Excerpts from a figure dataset
** start **

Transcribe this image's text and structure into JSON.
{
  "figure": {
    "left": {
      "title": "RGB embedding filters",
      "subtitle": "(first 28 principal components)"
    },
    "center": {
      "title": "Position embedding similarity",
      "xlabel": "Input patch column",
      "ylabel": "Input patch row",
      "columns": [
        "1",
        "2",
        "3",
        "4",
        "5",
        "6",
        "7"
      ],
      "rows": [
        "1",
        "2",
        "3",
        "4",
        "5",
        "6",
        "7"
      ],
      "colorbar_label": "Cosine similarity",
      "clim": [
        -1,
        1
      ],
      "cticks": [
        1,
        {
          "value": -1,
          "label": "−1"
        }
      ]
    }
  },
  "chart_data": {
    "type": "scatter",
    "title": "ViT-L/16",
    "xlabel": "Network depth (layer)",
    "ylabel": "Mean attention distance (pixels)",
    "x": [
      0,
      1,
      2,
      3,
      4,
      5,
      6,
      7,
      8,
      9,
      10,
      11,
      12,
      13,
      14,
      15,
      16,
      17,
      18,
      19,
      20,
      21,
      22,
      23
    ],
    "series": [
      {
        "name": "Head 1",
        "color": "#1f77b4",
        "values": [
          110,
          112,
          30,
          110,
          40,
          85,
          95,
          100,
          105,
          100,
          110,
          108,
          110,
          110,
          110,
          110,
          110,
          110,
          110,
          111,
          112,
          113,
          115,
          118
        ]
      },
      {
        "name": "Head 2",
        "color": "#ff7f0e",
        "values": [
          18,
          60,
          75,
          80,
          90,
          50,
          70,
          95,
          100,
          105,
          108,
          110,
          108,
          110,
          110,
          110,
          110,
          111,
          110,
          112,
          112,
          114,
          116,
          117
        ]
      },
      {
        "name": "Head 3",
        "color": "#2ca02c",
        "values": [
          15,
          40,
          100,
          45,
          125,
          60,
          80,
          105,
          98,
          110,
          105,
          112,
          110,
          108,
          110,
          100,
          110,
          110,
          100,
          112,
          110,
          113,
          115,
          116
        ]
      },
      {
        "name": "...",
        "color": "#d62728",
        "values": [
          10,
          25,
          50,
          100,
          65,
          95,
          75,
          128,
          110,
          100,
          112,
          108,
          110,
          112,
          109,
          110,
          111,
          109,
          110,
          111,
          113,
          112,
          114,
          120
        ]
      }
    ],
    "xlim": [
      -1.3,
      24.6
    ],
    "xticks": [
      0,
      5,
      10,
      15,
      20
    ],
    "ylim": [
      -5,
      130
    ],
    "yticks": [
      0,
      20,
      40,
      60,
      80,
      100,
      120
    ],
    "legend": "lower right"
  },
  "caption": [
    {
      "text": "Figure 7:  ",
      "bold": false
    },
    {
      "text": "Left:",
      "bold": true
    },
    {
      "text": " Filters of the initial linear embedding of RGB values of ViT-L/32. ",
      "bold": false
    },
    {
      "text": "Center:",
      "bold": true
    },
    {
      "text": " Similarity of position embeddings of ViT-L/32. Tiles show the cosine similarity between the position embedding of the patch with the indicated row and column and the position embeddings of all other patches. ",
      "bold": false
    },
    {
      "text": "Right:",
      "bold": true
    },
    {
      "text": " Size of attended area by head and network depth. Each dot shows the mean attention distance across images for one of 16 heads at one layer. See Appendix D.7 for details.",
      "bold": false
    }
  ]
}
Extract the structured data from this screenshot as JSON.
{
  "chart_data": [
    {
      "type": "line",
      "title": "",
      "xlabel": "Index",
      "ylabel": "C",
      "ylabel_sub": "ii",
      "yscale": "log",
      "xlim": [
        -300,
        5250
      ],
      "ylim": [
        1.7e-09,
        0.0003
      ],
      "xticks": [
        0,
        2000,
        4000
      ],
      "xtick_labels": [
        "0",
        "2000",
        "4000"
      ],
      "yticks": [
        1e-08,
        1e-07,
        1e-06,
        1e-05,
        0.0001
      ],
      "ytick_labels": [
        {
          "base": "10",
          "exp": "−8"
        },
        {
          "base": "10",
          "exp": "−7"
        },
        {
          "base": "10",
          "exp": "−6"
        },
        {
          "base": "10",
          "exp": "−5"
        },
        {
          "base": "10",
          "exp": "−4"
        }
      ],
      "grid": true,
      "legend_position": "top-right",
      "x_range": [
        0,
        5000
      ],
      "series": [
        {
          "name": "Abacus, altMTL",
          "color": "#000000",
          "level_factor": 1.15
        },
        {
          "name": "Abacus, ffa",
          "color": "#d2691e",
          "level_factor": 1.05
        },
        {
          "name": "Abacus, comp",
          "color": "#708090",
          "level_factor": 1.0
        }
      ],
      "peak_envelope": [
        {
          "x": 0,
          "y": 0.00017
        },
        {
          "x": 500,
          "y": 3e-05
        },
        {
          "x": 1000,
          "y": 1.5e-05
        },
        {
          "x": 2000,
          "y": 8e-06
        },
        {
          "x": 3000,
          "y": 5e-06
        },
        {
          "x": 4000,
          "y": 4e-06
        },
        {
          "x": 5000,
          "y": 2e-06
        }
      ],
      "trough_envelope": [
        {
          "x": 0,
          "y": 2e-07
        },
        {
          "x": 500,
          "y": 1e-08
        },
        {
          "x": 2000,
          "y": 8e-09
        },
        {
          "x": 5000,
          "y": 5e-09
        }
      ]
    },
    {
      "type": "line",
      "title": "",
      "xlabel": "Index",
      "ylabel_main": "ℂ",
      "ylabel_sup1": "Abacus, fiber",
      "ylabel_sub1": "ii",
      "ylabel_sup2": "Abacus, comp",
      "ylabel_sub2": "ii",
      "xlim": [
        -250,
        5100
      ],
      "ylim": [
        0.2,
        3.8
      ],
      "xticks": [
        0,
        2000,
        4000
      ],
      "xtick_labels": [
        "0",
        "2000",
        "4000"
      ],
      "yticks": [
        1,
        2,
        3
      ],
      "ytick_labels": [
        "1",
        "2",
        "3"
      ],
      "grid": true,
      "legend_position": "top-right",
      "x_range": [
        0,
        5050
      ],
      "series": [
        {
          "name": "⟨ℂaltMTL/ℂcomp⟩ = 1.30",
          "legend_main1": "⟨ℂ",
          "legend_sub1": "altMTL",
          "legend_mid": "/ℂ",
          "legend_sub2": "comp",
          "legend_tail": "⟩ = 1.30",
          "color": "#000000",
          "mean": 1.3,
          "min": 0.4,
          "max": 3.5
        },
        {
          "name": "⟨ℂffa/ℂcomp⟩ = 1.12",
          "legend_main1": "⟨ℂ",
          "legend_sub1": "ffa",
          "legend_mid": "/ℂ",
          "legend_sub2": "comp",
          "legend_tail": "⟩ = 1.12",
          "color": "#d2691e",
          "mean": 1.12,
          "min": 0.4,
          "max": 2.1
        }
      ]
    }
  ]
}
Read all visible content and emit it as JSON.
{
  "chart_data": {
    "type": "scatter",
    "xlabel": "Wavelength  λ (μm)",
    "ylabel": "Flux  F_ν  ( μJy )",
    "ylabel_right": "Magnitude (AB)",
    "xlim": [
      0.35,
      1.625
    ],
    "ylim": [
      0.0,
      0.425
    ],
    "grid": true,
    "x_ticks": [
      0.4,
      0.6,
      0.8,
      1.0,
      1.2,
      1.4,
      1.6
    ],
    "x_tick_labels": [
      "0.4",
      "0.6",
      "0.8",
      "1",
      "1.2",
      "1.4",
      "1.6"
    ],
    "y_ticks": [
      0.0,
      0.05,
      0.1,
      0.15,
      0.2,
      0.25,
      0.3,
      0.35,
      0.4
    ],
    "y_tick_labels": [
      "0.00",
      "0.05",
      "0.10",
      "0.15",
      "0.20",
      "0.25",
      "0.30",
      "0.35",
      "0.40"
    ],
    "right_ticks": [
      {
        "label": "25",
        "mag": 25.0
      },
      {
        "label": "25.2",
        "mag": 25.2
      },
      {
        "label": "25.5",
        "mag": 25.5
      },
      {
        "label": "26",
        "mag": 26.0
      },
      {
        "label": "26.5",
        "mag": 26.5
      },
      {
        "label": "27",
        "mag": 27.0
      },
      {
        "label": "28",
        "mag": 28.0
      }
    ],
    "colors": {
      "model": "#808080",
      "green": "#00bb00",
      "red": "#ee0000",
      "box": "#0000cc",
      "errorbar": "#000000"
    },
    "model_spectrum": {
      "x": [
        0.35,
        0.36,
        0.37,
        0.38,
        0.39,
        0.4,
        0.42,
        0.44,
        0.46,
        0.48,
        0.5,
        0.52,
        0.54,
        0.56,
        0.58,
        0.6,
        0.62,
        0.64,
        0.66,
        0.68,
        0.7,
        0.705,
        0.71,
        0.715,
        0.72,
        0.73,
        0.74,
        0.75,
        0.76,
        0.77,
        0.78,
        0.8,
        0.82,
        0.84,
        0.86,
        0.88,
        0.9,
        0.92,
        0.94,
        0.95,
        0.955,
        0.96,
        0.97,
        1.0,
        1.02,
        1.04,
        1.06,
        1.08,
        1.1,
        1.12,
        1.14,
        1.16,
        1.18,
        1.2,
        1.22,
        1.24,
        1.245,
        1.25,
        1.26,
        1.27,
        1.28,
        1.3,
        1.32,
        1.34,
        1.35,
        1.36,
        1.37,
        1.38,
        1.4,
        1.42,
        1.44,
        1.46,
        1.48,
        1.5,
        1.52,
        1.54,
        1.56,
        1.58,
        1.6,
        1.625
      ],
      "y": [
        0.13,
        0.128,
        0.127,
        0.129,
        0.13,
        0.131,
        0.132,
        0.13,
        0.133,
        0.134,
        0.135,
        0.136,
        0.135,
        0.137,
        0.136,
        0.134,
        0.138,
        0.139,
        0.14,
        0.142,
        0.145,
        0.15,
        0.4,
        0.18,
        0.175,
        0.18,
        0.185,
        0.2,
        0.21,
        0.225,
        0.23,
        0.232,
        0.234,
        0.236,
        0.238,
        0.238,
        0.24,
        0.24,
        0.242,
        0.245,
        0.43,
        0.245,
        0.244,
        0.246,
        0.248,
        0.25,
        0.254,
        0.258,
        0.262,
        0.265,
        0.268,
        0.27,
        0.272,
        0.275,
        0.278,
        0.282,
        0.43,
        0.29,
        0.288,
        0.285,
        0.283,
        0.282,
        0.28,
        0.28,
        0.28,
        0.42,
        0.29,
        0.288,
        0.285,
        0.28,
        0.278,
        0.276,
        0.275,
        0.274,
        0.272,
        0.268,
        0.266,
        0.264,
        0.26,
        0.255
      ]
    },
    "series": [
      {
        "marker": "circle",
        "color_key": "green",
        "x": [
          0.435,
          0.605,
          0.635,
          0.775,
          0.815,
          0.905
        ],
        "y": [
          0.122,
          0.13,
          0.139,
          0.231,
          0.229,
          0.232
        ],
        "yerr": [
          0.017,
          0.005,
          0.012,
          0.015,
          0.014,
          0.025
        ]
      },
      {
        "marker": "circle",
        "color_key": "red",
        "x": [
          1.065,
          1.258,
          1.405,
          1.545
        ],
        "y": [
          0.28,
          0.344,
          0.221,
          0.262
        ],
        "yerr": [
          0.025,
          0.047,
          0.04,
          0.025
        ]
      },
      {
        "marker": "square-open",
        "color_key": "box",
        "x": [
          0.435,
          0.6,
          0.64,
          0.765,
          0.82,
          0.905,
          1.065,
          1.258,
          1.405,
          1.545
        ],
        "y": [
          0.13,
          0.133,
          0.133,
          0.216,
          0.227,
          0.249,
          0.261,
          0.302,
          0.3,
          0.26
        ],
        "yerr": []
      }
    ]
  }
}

** end **

PROBLEM:
Copy out every line from the material above in which the word "similarity" appears.

WRITTEN SOLUTION:
      "title": "Position embedding similarity",
      "colorbar_label": "Cosine similarity",
      "text": " Similarity of position embeddings of ViT-L/32. Tiles show the cosine similarity between the position embedding of the patch with the indicated row and column and the position embeddings of all other patches. ",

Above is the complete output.